### Trecho da página
_ _ _

Uma potencialmente encrencada fornecedora chinesa chacoalhou os papéis da PagSeguro e da Stone em Nova York e acabou atraindo um short seller de carteirinha. Depois de uma batida do FBI e da Segurança Interna dos Estados Unidos, a Pax Global, provedora de tecnologia para maquininhas, afundou mais de 40% na bolsa de Hong Kong ontem — o que se refletiu hoje em parte dos clientes que podem eventualmente estar expostos às operações, incluindo as duas clientes brasileiras. PagSeguro caiu 6,7% e Stone recuou 8%. As duas companhias, no entanto, esclarecem que utilizam softwares proprietários em seus POS.
O FBI e a Homeland Security fizeram busca e apreensão num escritório da Pax na Flórida e estariam investigando se a Pax ilegalmente acessava ou dava acesso e vendia informações obtidas nos terminais de pagamento e se seus sistemas foram envolvidos em ciberataques nos Estados Unidos e na Europa. A Pax fornece hardware e software para equipamentos de pagamento, como a maquininha que vai para os pontos de venda. É uma das maiores do mundo, ao lado da americana Verifone e da francesa Ingenico.

_ _ _

### Linhas de dados
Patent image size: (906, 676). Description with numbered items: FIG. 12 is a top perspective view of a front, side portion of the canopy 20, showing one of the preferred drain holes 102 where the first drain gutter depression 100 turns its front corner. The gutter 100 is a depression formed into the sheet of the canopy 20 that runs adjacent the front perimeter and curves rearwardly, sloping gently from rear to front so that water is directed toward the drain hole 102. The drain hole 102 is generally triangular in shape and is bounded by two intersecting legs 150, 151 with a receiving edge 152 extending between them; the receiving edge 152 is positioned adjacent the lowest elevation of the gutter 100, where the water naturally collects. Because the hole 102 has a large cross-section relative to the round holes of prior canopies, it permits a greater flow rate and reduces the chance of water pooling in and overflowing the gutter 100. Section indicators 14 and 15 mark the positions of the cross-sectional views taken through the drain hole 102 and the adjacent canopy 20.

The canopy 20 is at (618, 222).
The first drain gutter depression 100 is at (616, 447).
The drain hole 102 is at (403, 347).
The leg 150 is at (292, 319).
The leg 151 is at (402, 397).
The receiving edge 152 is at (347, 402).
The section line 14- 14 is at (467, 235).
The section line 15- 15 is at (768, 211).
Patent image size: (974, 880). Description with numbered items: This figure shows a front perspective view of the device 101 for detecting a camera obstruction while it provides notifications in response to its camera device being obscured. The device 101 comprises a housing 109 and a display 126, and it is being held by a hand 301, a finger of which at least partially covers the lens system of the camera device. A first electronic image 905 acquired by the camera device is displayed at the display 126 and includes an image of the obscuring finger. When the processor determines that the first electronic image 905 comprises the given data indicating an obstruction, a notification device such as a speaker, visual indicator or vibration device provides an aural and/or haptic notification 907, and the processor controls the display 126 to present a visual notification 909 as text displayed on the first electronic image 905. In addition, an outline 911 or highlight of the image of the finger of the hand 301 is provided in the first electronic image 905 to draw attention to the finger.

_ _ _

### Trabalho a fazer
A: Liste todas as empresas citadas no trecho da página.
B: Traduza para o inglês a frase do trecho da página "A Pax fornece hardware e software para equipamentos de pagamento, como a maquininha que vai para os pontos de venda."
C: Transcreva o trecho da página começando em "Uma potencialmente encrencada" e seguindo até "em seus POS.".

### Soluções por tarefa
A: Pax Global, PagSeguro, Stone, Verifone, Ingenico

B: Pax supplies hardware and software for payment equipment, such as the card machine that goes to points of sale.

C:
Uma potencialmente encrencada fornecedora chinesa chacoalhou os papéis da PagSeguro e da Stone em Nova York e acabou atraindo um short seller de carteirinha. Depois de uma batida do FBI e da Segurança Interna dos Estados Unidos, a Pax Global, provedora de tecnologia para maquininhas, afundou mais de 40% na bolsa de Hong Kong ontem — o que se refletiu hoje em parte dos clientes que podem eventualmente estar expostos às operações, incluindo as duas clientes brasileiras. PagSeguro caiu 6,7% e Stone recuou 8%. As duas companhias, no entanto, esclarecem que utilizam softwares proprietários em seus POS.